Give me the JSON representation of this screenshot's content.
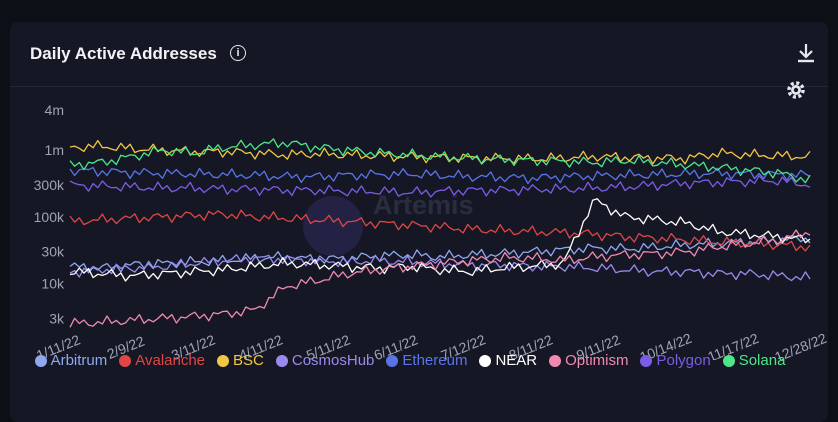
{
  "card": {
    "title": "Daily Active Addresses",
    "watermark": "Artemis"
  },
  "icons": {
    "info": "info-icon",
    "download": "download-icon",
    "settings": "gear-icon"
  },
  "chart_data": {
    "type": "line",
    "yscale": "log",
    "ylim": [
      2000,
      4000000
    ],
    "yticks": [
      {
        "value": 3000,
        "label": "3k"
      },
      {
        "value": 10000,
        "label": "10k"
      },
      {
        "value": 30000,
        "label": "30k"
      },
      {
        "value": 100000,
        "label": "100k"
      },
      {
        "value": 300000,
        "label": "300k"
      },
      {
        "value": 1000000,
        "label": "1m"
      },
      {
        "value": 4000000,
        "label": "4m"
      }
    ],
    "xticks": [
      "1/11/22",
      "2/9/22",
      "3/11/22",
      "4/11/22",
      "5/11/22",
      "6/11/22",
      "7/12/22",
      "8/11/22",
      "9/11/22",
      "10/14/22",
      "11/17/22",
      "12/28/22"
    ],
    "legend_position": "bottom",
    "grid": false,
    "series": [
      {
        "name": "Arbitrum",
        "color": "#8fa8f0",
        "values": [
          18000,
          17000,
          19000,
          20000,
          21000,
          22000,
          24000,
          25000,
          23000,
          24000,
          26000,
          27000,
          25000,
          27000,
          28000,
          30000,
          32000,
          34000,
          33000,
          35000,
          38000,
          40000,
          42000,
          45000,
          48000
        ]
      },
      {
        "name": "Avalanche",
        "color": "#e04646",
        "values": [
          85000,
          90000,
          95000,
          100000,
          105000,
          110000,
          100000,
          95000,
          90000,
          85000,
          80000,
          75000,
          70000,
          65000,
          62000,
          60000,
          58000,
          55000,
          50000,
          48000,
          45000,
          42000,
          40000,
          38000,
          35000
        ]
      },
      {
        "name": "BSC",
        "color": "#f2c744",
        "values": [
          1100000,
          1150000,
          1050000,
          1000000,
          950000,
          950000,
          900000,
          850000,
          880000,
          850000,
          820000,
          800000,
          780000,
          760000,
          750000,
          740000,
          760000,
          800000,
          780000,
          760000,
          750000,
          900000,
          850000,
          820000,
          800000
        ]
      },
      {
        "name": "CosmosHub",
        "color": "#9a8af0",
        "values": [
          15000,
          16000,
          17000,
          18000,
          20000,
          22000,
          24000,
          23000,
          22000,
          21000,
          22000,
          21000,
          20000,
          19000,
          19000,
          18000,
          18000,
          17000,
          16000,
          15000,
          15000,
          14000,
          14000,
          13000,
          12000
        ]
      },
      {
        "name": "Ethereum",
        "color": "#5a74e8",
        "values": [
          500000,
          480000,
          460000,
          450000,
          440000,
          430000,
          420000,
          400000,
          400000,
          420000,
          430000,
          440000,
          420000,
          400000,
          390000,
          380000,
          400000,
          410000,
          420000,
          430000,
          440000,
          450000,
          440000,
          430000,
          420000
        ]
      },
      {
        "name": "NEAR",
        "color": "#ffffff",
        "values": [
          15000,
          14000,
          13000,
          14000,
          15000,
          16000,
          18000,
          20000,
          19000,
          18000,
          17000,
          18000,
          16000,
          15000,
          17000,
          18000,
          20000,
          180000,
          100000,
          90000,
          80000,
          60000,
          55000,
          50000,
          45000
        ]
      },
      {
        "name": "Optimism",
        "color": "#f08ab0",
        "values": [
          2500,
          2600,
          2800,
          3000,
          3200,
          3500,
          4000,
          9000,
          11000,
          14000,
          16000,
          18000,
          20000,
          22000,
          24000,
          24000,
          22000,
          25000,
          27000,
          28000,
          30000,
          35000,
          40000,
          45000,
          60000
        ]
      },
      {
        "name": "Polygon",
        "color": "#7b5ce6",
        "values": [
          300000,
          290000,
          280000,
          270000,
          270000,
          260000,
          260000,
          250000,
          250000,
          240000,
          240000,
          230000,
          240000,
          250000,
          250000,
          260000,
          260000,
          270000,
          280000,
          300000,
          320000,
          330000,
          340000,
          350000,
          300000
        ]
      },
      {
        "name": "Solana",
        "color": "#4ee58a",
        "values": [
          600000,
          650000,
          800000,
          1000000,
          900000,
          1100000,
          1200000,
          1300000,
          1100000,
          1000000,
          900000,
          850000,
          800000,
          750000,
          720000,
          700000,
          680000,
          650000,
          700000,
          650000,
          600000,
          550000,
          500000,
          450000,
          350000
        ]
      }
    ]
  }
}
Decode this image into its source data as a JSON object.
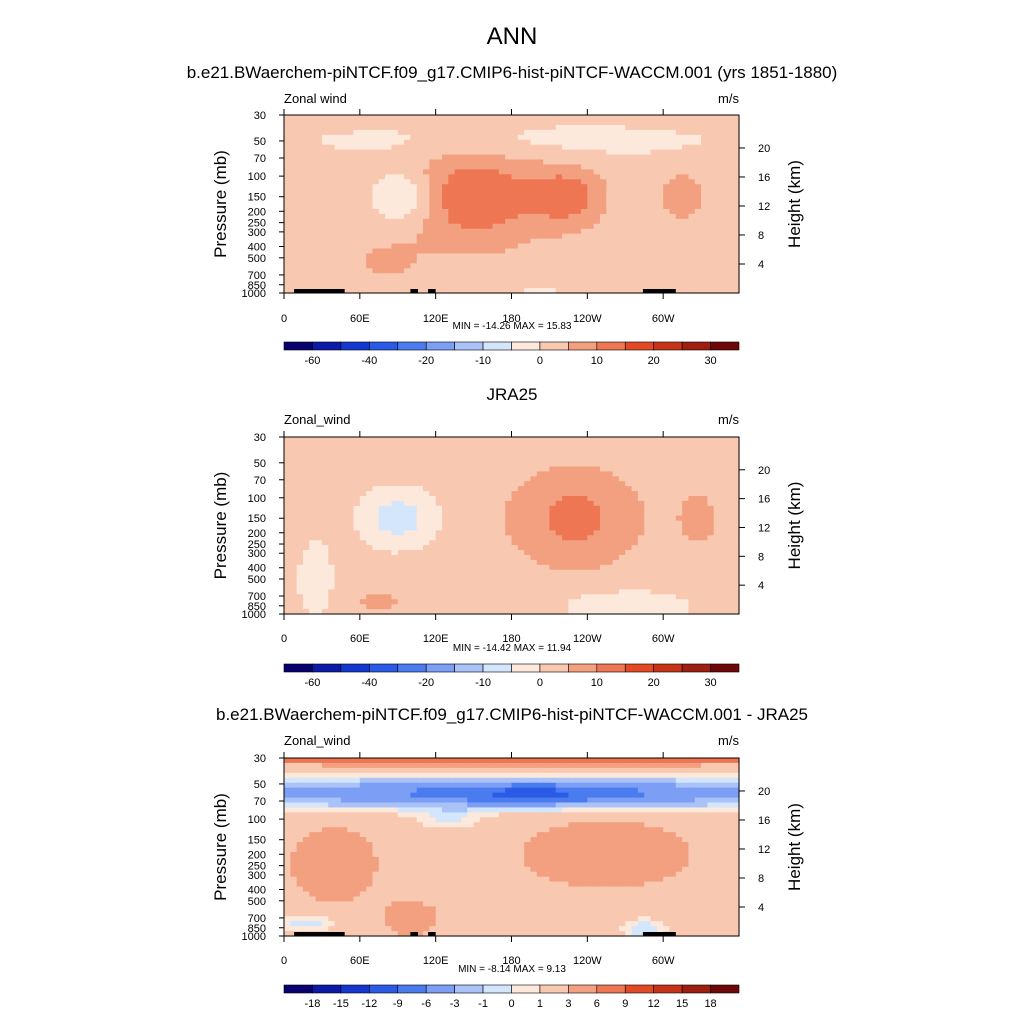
{
  "figure_title": "ANN",
  "colors": {
    "main_palette": [
      "#08006e",
      "#0c1aa8",
      "#1437cf",
      "#2a5ae6",
      "#4a7cf0",
      "#7d9ef5",
      "#a9c2f7",
      "#d3e6fb",
      "#fde9dc",
      "#f8c8b0",
      "#f3a081",
      "#ee7653",
      "#e24a26",
      "#c73319",
      "#9e1e10",
      "#6e0808"
    ],
    "diff_palette": [
      "#08006e",
      "#0c1aa8",
      "#1437cf",
      "#2a5ae6",
      "#4a7cf0",
      "#7d9ef5",
      "#a9c2f7",
      "#d3e6fb",
      "#fde9dc",
      "#f8c8b0",
      "#f3a081",
      "#ee7653",
      "#e24a26",
      "#c73319",
      "#9e1e10",
      "#6e0808"
    ],
    "topography": "#000000"
  },
  "chart_data": [
    {
      "type": "heatmap",
      "id": "model",
      "title": "b.e21.BWaerchem-piNTCF.f09_g17.CMIP6-hist-piNTCF-WACCM.001 (yrs 1851-1880)",
      "variable_label": "Zonal wind",
      "units": "m/s",
      "ylabel": "Pressure (mb)",
      "y2label": "Height (km)",
      "xticks": [
        "0",
        "60E",
        "120E",
        "180",
        "120W",
        "60W"
      ],
      "xtick_values": [
        0,
        60,
        120,
        180,
        240,
        300
      ],
      "xlim": [
        0,
        360
      ],
      "pressure_ticks": [
        30,
        50,
        70,
        100,
        150,
        200,
        250,
        300,
        400,
        500,
        700,
        850,
        1000
      ],
      "height_ticks": [
        4,
        8,
        12,
        16,
        20
      ],
      "ylim_mb": [
        1000,
        30
      ],
      "stats": "MIN = -14.26  MAX =  15.83",
      "min": -14.26,
      "max": 15.83,
      "colorbar_labels": [
        "-60",
        "-40",
        "-20",
        "-10",
        "0",
        "10",
        "20",
        "30"
      ],
      "colorbar_levels": [
        -70,
        -60,
        -50,
        -40,
        -30,
        -20,
        -15,
        -10,
        -5,
        0,
        5,
        10,
        15,
        20,
        25,
        30,
        35
      ],
      "background_value": 2,
      "features": [
        {
          "lon": 150,
          "p": 150,
          "lon_w": 75,
          "p_w": 0.7,
          "v": 12
        },
        {
          "lon": 224,
          "p": 150,
          "lon_w": 42,
          "p_w": 0.42,
          "v": 10
        },
        {
          "lon": 315,
          "p": 150,
          "lon_w": 22,
          "p_w": 0.34,
          "v": 7
        },
        {
          "lon": 95,
          "p": 150,
          "lon_w": 35,
          "p_w": 0.35,
          "v": -10
        },
        {
          "lon": 180,
          "p": 50,
          "lon_w": 260,
          "p_w": 0.28,
          "v": -4
        },
        {
          "lon": 80,
          "p": 550,
          "lon_w": 40,
          "p_w": 0.3,
          "v": 4
        },
        {
          "lon": 40,
          "p": 900,
          "lon_w": 25,
          "p_w": 0.1,
          "v": 3
        },
        {
          "lon": 200,
          "p": 950,
          "lon_w": 30,
          "p_w": 0.08,
          "v": -3
        }
      ],
      "topography": [
        [
          8,
          48
        ],
        [
          30,
          34
        ],
        [
          100,
          106
        ],
        [
          114,
          120
        ],
        [
          284,
          310
        ]
      ]
    },
    {
      "type": "heatmap",
      "id": "obs",
      "title": "JRA25",
      "variable_label": "Zonal_wind",
      "units": "m/s",
      "ylabel": "Pressure (mb)",
      "y2label": "Height (km)",
      "xticks": [
        "0",
        "60E",
        "120E",
        "180",
        "120W",
        "60W"
      ],
      "xtick_values": [
        0,
        60,
        120,
        180,
        240,
        300
      ],
      "xlim": [
        0,
        360
      ],
      "pressure_ticks": [
        30,
        50,
        70,
        100,
        150,
        200,
        250,
        300,
        400,
        500,
        700,
        850,
        1000
      ],
      "height_ticks": [
        4,
        8,
        12,
        16,
        20
      ],
      "ylim_mb": [
        1000,
        30
      ],
      "stats": "MIN = -14.42  MAX =  11.94",
      "min": -14.42,
      "max": 11.94,
      "colorbar_labels": [
        "-60",
        "-40",
        "-20",
        "-10",
        "0",
        "10",
        "20",
        "30"
      ],
      "colorbar_levels": [
        -70,
        -60,
        -50,
        -40,
        -30,
        -20,
        -15,
        -10,
        -5,
        0,
        5,
        10,
        15,
        20,
        25,
        30,
        35
      ],
      "background_value": 2,
      "features": [
        {
          "lon": 230,
          "p": 150,
          "lon_w": 75,
          "p_w": 0.7,
          "v": 9
        },
        {
          "lon": 230,
          "p": 150,
          "lon_w": 20,
          "p_w": 0.22,
          "v": 4
        },
        {
          "lon": 328,
          "p": 150,
          "lon_w": 22,
          "p_w": 0.34,
          "v": 6
        },
        {
          "lon": 90,
          "p": 150,
          "lon_w": 40,
          "p_w": 0.38,
          "v": -10
        },
        {
          "lon": 25,
          "p": 500,
          "lon_w": 18,
          "p_w": 0.5,
          "v": -6
        },
        {
          "lon": 270,
          "p": 850,
          "lon_w": 70,
          "p_w": 0.22,
          "v": -6
        },
        {
          "lon": 75,
          "p": 800,
          "lon_w": 35,
          "p_w": 0.2,
          "v": 4
        }
      ],
      "topography": []
    },
    {
      "type": "heatmap",
      "id": "diff",
      "title": "b.e21.BWaerchem-piNTCF.f09_g17.CMIP6-hist-piNTCF-WACCM.001 - JRA25",
      "variable_label": "Zonal_wind",
      "units": "m/s",
      "ylabel": "Pressure (mb)",
      "y2label": "Height (km)",
      "xticks": [
        "0",
        "60E",
        "120E",
        "180",
        "120W",
        "60W"
      ],
      "xtick_values": [
        0,
        60,
        120,
        180,
        240,
        300
      ],
      "xlim": [
        0,
        360
      ],
      "pressure_ticks": [
        30,
        50,
        70,
        100,
        150,
        200,
        250,
        300,
        400,
        500,
        700,
        850,
        1000
      ],
      "height_ticks": [
        4,
        8,
        12,
        16,
        20
      ],
      "ylim_mb": [
        1000,
        30
      ],
      "stats": "MIN =  -8.14  MAX =   9.13",
      "min": -8.14,
      "max": 9.13,
      "colorbar_labels": [
        "-18",
        "-15",
        "-12",
        "-9",
        "-6",
        "-3",
        "-1",
        "0",
        "1",
        "3",
        "6",
        "9",
        "12",
        "15",
        "18"
      ],
      "colorbar_levels": [
        -21,
        -18,
        -15,
        -12,
        -9,
        -6,
        -3,
        -1,
        0,
        1,
        3,
        6,
        9,
        12,
        15,
        18,
        21
      ],
      "background_value": 2,
      "features": [
        {
          "lon": 180,
          "p": 30,
          "lon_w": 400,
          "p_w": 0.08,
          "v": 8
        },
        {
          "lon": 180,
          "p": 60,
          "lon_w": 400,
          "p_w": 0.2,
          "v": -8
        },
        {
          "lon": 200,
          "p": 60,
          "lon_w": 110,
          "p_w": 0.15,
          "v": -4
        },
        {
          "lon": 255,
          "p": 200,
          "lon_w": 90,
          "p_w": 0.45,
          "v": 3
        },
        {
          "lon": 40,
          "p": 250,
          "lon_w": 45,
          "p_w": 0.5,
          "v": 3
        },
        {
          "lon": 130,
          "p": 100,
          "lon_w": 40,
          "p_w": 0.15,
          "v": -2
        },
        {
          "lon": 100,
          "p": 700,
          "lon_w": 25,
          "p_w": 0.2,
          "v": 4
        },
        {
          "lon": 20,
          "p": 780,
          "lon_w": 30,
          "p_w": 0.12,
          "v": -3
        },
        {
          "lon": 285,
          "p": 880,
          "lon_w": 25,
          "p_w": 0.15,
          "v": -3
        }
      ],
      "topography": [
        [
          8,
          48
        ],
        [
          30,
          34
        ],
        [
          100,
          106
        ],
        [
          114,
          120
        ],
        [
          284,
          310
        ]
      ]
    }
  ]
}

^^^^

§ **WHAT YOU SHOULD DO**:
Gather from the entries above all lines that include the string "this".

§ **RESPONSE**:
Give me the JSON representation of this screenshot's content.
Decode this image into its source data as a JSON object.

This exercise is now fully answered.